Output the entries verbatim, including every line.

········

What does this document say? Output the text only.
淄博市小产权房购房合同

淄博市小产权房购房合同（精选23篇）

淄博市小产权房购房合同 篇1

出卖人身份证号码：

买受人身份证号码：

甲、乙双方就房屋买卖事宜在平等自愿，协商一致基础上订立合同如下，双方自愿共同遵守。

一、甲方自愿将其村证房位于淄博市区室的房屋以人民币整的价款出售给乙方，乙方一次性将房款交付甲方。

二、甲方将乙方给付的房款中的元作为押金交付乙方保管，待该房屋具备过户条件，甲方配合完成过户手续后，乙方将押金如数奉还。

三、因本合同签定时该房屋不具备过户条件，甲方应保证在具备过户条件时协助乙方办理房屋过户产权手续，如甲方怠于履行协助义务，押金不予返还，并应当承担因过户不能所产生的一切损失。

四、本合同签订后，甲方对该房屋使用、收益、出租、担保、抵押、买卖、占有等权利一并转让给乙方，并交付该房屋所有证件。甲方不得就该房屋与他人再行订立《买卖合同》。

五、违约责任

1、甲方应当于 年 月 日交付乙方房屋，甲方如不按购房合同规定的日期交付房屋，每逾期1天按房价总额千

········

* In response *
What does this document say? Output the text only.
淄博市小产权房购房合同

淄博市小产权房购房合同（精选23篇）

淄博市小产权房购房合同 篇1

出卖人身份证号码：

买受人身份证号码：

甲、乙双方就房屋买卖事宜在平等自愿，协商一致基础上订立合同如下，双方自愿共同遵守。

一、甲方自愿将其村证房位于淄博市区室的房屋以人民币整的价款出售给乙方，乙方一次性将房款交付甲方。

二、甲方将乙方给付的房款中的元作为押金交付乙方保管，待该房屋具备过户条件，甲方配合完成过户手续后，乙方将押金如数奉还。

三、因本合同签定时该房屋不具备过户条件，甲方应保证在具备过户条件时协助乙方办理房屋过户产权手续，如甲方怠于履行协助义务，押金不予返还，并应当承担因过户不能所产生的一切损失。

四、本合同签订后，甲方对该房屋使用、收益、出租、担保、抵押、买卖、占有等权利一并转让给乙方，并交付该房屋所有证件。甲方不得就该房屋与他人再行订立《买卖合同》。

五、违约责任

1、甲方应当于 年 月 日交付乙方房屋，甲方如不按购房合同规定的日期交付房屋，每逾期1天按房价总额千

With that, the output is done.